Stored entries
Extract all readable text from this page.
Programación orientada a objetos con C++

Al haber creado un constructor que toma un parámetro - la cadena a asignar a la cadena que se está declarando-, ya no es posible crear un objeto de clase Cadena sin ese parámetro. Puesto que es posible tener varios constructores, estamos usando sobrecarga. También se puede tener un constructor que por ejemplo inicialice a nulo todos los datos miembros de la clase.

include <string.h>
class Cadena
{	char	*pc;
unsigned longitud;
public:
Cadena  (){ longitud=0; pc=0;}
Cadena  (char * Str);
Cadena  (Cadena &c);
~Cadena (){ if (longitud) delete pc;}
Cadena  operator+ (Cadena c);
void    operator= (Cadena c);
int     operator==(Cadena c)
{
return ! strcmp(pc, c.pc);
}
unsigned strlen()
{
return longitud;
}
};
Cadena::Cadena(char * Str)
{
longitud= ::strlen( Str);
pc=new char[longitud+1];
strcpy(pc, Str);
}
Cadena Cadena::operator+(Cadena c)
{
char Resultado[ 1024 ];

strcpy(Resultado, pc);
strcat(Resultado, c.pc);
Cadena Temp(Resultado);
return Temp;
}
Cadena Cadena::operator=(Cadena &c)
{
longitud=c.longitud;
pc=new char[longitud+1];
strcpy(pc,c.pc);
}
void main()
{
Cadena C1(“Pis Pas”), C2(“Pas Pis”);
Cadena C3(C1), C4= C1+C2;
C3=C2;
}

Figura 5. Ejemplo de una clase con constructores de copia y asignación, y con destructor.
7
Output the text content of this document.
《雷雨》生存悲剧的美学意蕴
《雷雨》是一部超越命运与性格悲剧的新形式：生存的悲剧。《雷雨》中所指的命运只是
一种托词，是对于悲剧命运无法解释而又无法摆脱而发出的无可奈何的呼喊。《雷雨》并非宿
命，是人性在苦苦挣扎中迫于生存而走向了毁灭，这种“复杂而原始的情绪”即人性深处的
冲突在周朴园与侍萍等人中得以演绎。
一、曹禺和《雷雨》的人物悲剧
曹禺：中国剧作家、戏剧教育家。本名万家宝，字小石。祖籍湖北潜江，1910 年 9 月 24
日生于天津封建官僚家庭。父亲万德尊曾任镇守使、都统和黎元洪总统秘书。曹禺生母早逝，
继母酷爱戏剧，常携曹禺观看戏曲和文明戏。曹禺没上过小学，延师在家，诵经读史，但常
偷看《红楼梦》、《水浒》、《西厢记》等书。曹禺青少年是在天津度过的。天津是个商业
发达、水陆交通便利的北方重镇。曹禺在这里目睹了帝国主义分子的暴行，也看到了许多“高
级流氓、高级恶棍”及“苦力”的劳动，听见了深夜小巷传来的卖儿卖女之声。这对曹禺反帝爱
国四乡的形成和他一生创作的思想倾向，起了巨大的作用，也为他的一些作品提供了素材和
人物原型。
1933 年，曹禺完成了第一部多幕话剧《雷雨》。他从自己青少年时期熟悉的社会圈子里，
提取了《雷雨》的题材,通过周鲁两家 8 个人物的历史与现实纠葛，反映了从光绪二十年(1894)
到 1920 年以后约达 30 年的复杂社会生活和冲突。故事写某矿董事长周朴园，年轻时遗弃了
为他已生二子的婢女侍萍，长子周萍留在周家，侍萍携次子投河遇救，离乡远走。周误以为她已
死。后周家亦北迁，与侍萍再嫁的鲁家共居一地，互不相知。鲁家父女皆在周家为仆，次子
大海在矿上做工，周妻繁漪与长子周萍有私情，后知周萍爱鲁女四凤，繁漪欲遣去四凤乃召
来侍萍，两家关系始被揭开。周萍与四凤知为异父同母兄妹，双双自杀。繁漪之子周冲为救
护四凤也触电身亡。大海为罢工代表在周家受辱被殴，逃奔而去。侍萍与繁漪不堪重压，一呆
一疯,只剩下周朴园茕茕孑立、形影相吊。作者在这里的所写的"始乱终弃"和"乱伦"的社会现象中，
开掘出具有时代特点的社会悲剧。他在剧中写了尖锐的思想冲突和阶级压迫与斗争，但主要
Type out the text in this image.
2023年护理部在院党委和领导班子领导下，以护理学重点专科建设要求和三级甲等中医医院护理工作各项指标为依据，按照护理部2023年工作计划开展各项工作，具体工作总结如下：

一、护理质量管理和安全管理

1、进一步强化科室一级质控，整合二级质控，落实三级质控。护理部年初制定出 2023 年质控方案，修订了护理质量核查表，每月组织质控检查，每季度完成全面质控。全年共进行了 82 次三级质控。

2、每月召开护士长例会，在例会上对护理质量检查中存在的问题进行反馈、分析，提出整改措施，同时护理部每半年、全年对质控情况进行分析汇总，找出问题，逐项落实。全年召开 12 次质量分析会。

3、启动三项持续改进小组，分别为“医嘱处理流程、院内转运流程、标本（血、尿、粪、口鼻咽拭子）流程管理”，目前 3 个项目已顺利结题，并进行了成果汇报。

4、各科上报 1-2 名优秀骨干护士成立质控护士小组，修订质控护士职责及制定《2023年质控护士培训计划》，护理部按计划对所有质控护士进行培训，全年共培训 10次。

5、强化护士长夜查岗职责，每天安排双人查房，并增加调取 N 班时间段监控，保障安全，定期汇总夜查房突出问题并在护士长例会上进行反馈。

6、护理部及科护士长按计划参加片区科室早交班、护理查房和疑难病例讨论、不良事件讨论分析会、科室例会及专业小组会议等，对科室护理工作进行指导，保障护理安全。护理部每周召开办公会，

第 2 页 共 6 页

Problem to work on:
Reproduce, word for word, every line starting at the line that contains "Type out the text in this image." and ending with the final line of the entries.

The completed task:
Type out the text in this image.
2023年护理部在院党委和领导班子领导下，以护理学重点专科建设要求和三级甲等中医医院护理工作各项指标为依据，按照护理部2023年工作计划开展各项工作，具体工作总结如下：

一、护理质量管理和安全管理

1、进一步强化科室一级质控，整合二级质控，落实三级质控。护理部年初制定出 2023 年质控方案，修订了护理质量核查表，每月组织质控检查，每季度完成全面质控。全年共进行了 82 次三级质控。

2、每月召开护士长例会，在例会上对护理质量检查中存在的问题进行反馈、分析，提出整改措施，同时护理部每半年、全年对质控情况进行分析汇总，找出问题，逐项落实。全年召开 12 次质量分析会。

3、启动三项持续改进小组，分别为“医嘱处理流程、院内转运流程、标本（血、尿、粪、口鼻咽拭子）流程管理”，目前 3 个项目已顺利结题，并进行了成果汇报。

4、各科上报 1-2 名优秀骨干护士成立质控护士小组，修订质控护士职责及制定《2023年质控护士培训计划》，护理部按计划对所有质控护士进行培训，全年共培训 10次。

5、强化护士长夜查岗职责，每天安排双人查房，并增加调取 N 班时间段监控，保障安全，定期汇总夜查房突出问题并在护士长例会上进行反馈。

6、护理部及科护士长按计划参加片区科室早交班、护理查房和疑难病例讨论、不良事件讨论分析会、科室例会及专业小组会议等，对科室护理工作进行指导，保障护理安全。护理部每周召开办公会，

第 2 页 共 6 页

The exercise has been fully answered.